Stored dataset items:
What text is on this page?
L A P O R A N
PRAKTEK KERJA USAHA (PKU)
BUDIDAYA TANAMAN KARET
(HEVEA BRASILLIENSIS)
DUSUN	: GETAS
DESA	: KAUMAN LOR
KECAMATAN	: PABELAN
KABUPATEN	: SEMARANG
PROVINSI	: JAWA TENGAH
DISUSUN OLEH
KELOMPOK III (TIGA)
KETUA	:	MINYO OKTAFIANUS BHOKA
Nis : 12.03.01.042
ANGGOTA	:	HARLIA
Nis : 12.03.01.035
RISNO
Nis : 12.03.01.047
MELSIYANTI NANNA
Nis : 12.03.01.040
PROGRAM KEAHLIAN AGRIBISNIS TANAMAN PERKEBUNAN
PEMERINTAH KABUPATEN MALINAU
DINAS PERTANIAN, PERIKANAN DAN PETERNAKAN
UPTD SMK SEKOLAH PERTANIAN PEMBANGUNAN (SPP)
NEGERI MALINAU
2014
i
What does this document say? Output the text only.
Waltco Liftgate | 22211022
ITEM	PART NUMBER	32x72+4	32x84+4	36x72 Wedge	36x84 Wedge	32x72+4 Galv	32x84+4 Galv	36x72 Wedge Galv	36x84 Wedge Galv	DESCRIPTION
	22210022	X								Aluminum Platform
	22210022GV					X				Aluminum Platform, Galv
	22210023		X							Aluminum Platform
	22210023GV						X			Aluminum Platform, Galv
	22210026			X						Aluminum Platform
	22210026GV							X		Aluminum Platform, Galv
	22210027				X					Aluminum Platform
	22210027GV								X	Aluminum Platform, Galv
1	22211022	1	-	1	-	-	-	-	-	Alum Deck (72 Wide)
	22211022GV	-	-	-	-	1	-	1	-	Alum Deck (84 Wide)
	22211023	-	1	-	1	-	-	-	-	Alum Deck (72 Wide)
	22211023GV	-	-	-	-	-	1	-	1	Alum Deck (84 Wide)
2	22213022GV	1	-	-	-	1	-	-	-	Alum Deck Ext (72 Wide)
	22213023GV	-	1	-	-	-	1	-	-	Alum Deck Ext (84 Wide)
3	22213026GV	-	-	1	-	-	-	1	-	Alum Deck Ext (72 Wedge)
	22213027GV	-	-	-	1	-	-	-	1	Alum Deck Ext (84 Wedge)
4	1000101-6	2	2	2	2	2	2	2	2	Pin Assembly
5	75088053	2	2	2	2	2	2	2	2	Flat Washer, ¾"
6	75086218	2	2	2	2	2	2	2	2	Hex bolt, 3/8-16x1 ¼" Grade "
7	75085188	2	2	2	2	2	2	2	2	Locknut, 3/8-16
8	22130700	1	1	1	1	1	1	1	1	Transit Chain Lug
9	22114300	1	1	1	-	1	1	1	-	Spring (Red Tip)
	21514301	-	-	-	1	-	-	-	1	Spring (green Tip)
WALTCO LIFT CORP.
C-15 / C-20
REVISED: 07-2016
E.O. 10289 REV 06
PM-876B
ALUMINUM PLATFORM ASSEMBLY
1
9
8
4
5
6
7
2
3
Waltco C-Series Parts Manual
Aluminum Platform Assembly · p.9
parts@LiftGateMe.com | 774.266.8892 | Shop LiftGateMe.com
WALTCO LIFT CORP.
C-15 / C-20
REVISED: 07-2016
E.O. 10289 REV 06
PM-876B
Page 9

SHORT PROBLEM: Copy out the whole listing, exactly as written.

FINAL ANSWER:
What text is on this page?
L A P O R A N
PRAKTEK KERJA USAHA (PKU)
BUDIDAYA TANAMAN KARET
(HEVEA BRASILLIENSIS)
DUSUN	: GETAS
DESA	: KAUMAN LOR
KECAMATAN	: PABELAN
KABUPATEN	: SEMARANG
PROVINSI	: JAWA TENGAH
DISUSUN OLEH
KELOMPOK III (TIGA)
KETUA	:	MINYO OKTAFIANUS BHOKA
Nis : 12.03.01.042
ANGGOTA	:	HARLIA
Nis : 12.03.01.035
RISNO
Nis : 12.03.01.047
MELSIYANTI NANNA
Nis : 12.03.01.040
PROGRAM KEAHLIAN AGRIBISNIS TANAMAN PERKEBUNAN
PEMERINTAH KABUPATEN MALINAU
DINAS PERTANIAN, PERIKANAN DAN PETERNAKAN
UPTD SMK SEKOLAH PERTANIAN PEMBANGUNAN (SPP)
NEGERI MALINAU
2014
i
What does this document say? Output the text only.
Waltco Liftgate | 22211022
ITEM	PART NUMBER	32x72+4	32x84+4	36x72 Wedge	36x84 Wedge	32x72+4 Galv	32x84+4 Galv	36x72 Wedge Galv	36x84 Wedge Galv	DESCRIPTION
	22210022	X								Aluminum Platform
	22210022GV					X				Aluminum Platform, Galv
	22210023		X							Aluminum Platform
	22210023GV						X			Aluminum Platform, Galv
	22210026			X						Aluminum Platform
	22210026GV							X		Aluminum Platform, Galv
	22210027				X					Aluminum Platform
	22210027GV								X	Aluminum Platform, Galv
1	22211022	1	-	1	-	-	-	-	-	Alum Deck (72 Wide)
	22211022GV	-	-	-	-	1	-	1	-	Alum Deck (84 Wide)
	22211023	-	1	-	1	-	-	-	-	Alum Deck (72 Wide)
	22211023GV	-	-	-	-	-	1	-	1	Alum Deck (84 Wide)
2	22213022GV	1	-	-	-	1	-	-	-	Alum Deck Ext (72 Wide)
	22213023GV	-	1	-	-	-	1	-	-	Alum Deck Ext (84 Wide)
3	22213026GV	-	-	1	-	-	-	1	-	Alum Deck Ext (72 Wedge)
	22213027GV	-	-	-	1	-	-	-	1	Alum Deck Ext (84 Wedge)
4	1000101-6	2	2	2	2	2	2	2	2	Pin Assembly
5	75088053	2	2	2	2	2	2	2	2	Flat Washer, ¾"
6	75086218	2	2	2	2	2	2	2	2	Hex bolt, 3/8-16x1 ¼" Grade "
7	75085188	2	2	2	2	2	2	2	2	Locknut, 3/8-16
8	22130700	1	1	1	1	1	1	1	1	Transit Chain Lug
9	22114300	1	1	1	-	1	1	1	-	Spring (Red Tip)
	21514301	-	-	-	1	-	-	-	1	Spring (green Tip)
WALTCO LIFT CORP.
C-15 / C-20
REVISED: 07-2016
E.O. 10289 REV 06
PM-876B
ALUMINUM PLATFORM ASSEMBLY
1
9
8
4
5
6
7
2
3
Waltco C-Series Parts Manual
Aluminum Platform Assembly · p.9
parts@LiftGateMe.com | 774.266.8892 | Shop LiftGateMe.com
WALTCO LIFT CORP.
C-15 / C-20
REVISED: 07-2016
E.O. 10289 REV 06
PM-876B
Page 9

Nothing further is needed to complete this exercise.